The task:
Check each line of the records below for the word "text" and copy those where it appears.
○ ○ ○ ○
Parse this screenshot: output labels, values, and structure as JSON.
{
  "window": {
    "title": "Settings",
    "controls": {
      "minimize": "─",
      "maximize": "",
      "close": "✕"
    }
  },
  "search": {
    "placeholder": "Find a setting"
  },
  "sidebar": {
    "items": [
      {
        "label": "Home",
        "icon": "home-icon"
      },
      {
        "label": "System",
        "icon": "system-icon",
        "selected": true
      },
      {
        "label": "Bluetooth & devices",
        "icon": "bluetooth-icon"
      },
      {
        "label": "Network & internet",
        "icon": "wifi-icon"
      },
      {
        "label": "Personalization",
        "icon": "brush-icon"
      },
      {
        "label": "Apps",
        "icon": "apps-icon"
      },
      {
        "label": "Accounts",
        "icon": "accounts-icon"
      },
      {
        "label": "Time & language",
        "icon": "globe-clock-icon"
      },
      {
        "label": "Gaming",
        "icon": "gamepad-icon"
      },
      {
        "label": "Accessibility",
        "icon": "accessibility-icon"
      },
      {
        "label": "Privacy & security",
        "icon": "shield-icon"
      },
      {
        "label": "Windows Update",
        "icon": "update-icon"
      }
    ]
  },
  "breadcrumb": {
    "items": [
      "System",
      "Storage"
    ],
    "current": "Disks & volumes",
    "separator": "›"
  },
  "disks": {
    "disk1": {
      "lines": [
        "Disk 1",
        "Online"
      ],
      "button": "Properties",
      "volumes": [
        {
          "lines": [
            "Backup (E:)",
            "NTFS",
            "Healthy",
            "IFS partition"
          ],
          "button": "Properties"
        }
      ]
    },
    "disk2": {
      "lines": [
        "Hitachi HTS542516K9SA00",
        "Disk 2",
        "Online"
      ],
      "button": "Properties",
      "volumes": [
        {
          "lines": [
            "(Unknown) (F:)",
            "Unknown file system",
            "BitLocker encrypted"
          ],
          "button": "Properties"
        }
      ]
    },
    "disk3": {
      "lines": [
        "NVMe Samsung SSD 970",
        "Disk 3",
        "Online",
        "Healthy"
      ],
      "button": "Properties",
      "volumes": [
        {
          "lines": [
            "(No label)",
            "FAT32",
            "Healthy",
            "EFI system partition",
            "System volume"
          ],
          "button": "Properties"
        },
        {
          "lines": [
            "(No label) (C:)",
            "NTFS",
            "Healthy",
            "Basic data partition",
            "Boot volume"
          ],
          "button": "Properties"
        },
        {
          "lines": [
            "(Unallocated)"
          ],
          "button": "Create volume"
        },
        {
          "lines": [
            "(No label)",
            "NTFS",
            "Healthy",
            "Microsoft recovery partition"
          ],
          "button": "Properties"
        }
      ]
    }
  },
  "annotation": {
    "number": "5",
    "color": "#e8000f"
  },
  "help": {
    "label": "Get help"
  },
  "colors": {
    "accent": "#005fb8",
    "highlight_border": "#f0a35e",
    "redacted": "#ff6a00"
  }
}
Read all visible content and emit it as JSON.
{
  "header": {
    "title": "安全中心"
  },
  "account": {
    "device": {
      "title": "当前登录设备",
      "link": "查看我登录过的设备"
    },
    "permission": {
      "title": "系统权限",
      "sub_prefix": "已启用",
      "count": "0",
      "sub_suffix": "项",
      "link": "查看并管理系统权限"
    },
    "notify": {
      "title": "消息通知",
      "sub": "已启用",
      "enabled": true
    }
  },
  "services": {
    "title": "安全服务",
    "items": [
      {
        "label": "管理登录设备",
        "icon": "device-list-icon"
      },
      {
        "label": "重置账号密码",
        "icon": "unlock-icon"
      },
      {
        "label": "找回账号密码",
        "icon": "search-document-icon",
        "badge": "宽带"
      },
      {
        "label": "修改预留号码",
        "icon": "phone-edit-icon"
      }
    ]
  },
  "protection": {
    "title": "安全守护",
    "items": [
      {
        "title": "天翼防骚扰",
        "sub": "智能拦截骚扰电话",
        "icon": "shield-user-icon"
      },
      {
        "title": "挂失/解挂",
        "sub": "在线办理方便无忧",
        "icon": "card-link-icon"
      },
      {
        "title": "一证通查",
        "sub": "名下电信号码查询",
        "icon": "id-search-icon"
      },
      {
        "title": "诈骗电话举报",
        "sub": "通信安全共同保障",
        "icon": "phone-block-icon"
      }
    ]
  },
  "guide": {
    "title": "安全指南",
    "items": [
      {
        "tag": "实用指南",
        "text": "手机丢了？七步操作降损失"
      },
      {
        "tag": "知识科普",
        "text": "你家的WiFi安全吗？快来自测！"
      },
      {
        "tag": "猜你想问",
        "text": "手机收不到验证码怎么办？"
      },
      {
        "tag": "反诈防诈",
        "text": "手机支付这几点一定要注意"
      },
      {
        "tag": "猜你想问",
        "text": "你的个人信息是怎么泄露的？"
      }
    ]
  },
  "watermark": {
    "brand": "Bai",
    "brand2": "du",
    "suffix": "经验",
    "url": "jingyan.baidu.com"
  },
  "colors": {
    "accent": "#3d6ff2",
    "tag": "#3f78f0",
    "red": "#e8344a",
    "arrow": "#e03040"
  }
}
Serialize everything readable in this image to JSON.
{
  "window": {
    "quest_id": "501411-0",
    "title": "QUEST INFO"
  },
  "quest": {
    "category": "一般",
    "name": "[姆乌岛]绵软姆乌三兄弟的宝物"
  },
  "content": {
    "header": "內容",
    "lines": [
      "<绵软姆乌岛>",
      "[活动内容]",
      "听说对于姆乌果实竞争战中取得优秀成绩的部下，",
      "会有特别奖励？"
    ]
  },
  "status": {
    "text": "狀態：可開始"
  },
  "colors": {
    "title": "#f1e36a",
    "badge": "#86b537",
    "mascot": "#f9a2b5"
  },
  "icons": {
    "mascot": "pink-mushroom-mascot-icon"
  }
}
○ ○ ○ ○
Right answer:
        "text": "手机丢了？七步操作降损失"
        "text": "你家的WiFi安全吗？快来自测！"
        "text": "手机收不到验证码怎么办？"
        "text": "手机支付这几点一定要注意"
        "text": "你的个人信息是怎么泄露的？"
    "text": "狀態：可開始"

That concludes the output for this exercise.